§ **Short exercise**
Reproduce all the entries exactly and keep the pictures out.

§ **Materials provided**
----------------------------------------

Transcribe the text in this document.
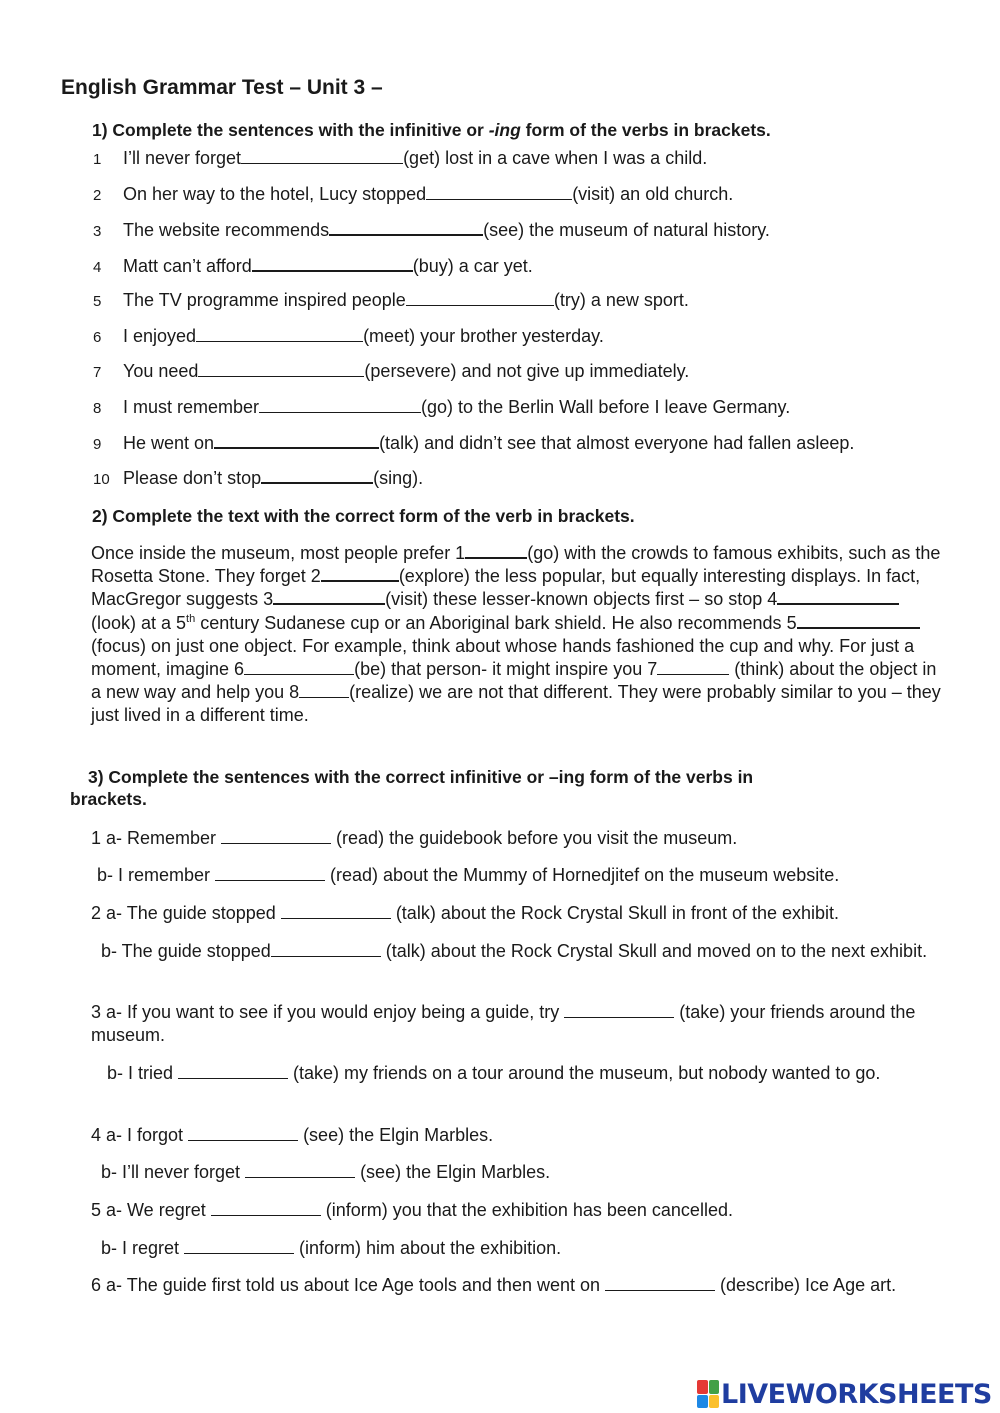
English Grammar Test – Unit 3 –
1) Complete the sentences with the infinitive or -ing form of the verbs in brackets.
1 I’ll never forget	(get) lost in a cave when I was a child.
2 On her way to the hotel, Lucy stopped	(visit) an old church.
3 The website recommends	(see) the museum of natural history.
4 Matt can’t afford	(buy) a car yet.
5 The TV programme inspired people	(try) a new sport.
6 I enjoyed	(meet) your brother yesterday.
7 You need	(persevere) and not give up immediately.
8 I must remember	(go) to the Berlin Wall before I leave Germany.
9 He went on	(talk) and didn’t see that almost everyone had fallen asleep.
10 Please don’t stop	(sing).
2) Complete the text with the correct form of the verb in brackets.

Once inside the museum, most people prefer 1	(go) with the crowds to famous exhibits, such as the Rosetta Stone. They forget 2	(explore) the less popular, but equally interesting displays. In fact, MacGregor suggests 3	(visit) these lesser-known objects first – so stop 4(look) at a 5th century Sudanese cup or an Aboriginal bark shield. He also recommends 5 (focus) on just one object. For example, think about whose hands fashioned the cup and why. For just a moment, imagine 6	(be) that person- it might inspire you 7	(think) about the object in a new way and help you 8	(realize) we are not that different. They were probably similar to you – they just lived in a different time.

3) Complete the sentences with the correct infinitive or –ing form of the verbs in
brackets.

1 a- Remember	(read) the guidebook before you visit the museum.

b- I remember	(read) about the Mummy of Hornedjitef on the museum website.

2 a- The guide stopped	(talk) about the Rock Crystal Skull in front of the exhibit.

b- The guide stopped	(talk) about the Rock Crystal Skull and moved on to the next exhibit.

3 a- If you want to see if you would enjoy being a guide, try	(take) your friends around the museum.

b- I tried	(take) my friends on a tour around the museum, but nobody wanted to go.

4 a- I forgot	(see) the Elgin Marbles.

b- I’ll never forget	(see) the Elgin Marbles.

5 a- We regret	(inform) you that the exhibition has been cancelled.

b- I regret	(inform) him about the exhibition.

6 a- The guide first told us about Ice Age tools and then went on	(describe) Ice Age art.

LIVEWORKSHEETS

----------------------------------------

§ **Exercise output**
Transcribe the text in this document.
English Grammar Test – Unit 3 –
1) Complete the sentences with the infinitive or -ing form of the verbs in brackets.
1 I’ll never forget	(get) lost in a cave when I was a child.
2 On her way to the hotel, Lucy stopped	(visit) an old church.
3 The website recommends	(see) the museum of natural history.
4 Matt can’t afford	(buy) a car yet.
5 The TV programme inspired people	(try) a new sport.
6 I enjoyed	(meet) your brother yesterday.
7 You need	(persevere) and not give up immediately.
8 I must remember	(go) to the Berlin Wall before I leave Germany.
9 He went on	(talk) and didn’t see that almost everyone had fallen asleep.
10 Please don’t stop	(sing).
2) Complete the text with the correct form of the verb in brackets.

Once inside the museum, most people prefer 1	(go) with the crowds to famous exhibits, such as the Rosetta Stone. They forget 2	(explore) the less popular, but equally interesting displays. In fact, MacGregor suggests 3	(visit) these lesser-known objects first – so stop 4(look) at a 5th century Sudanese cup or an Aboriginal bark shield. He also recommends 5 (focus) on just one object. For example, think about whose hands fashioned the cup and why. For just a moment, imagine 6	(be) that person- it might inspire you 7	(think) about the object in a new way and help you 8	(realize) we are not that different. They were probably similar to you – they just lived in a different time.

3) Complete the sentences with the correct infinitive or –ing form of the verbs in
brackets.

1 a- Remember	(read) the guidebook before you visit the museum.

b- I remember	(read) about the Mummy of Hornedjitef on the museum website.

2 a- The guide stopped	(talk) about the Rock Crystal Skull in front of the exhibit.

b- The guide stopped	(talk) about the Rock Crystal Skull and moved on to the next exhibit.

3 a- If you want to see if you would enjoy being a guide, try	(take) your friends around the museum.

b- I tried	(take) my friends on a tour around the museum, but nobody wanted to go.

4 a- I forgot	(see) the Elgin Marbles.

b- I’ll never forget	(see) the Elgin Marbles.

5 a- We regret	(inform) you that the exhibition has been cancelled.

b- I regret	(inform) him about the exhibition.

6 a- The guide first told us about Ice Age tools and then went on	(describe) Ice Age art.

LIVEWORKSHEETS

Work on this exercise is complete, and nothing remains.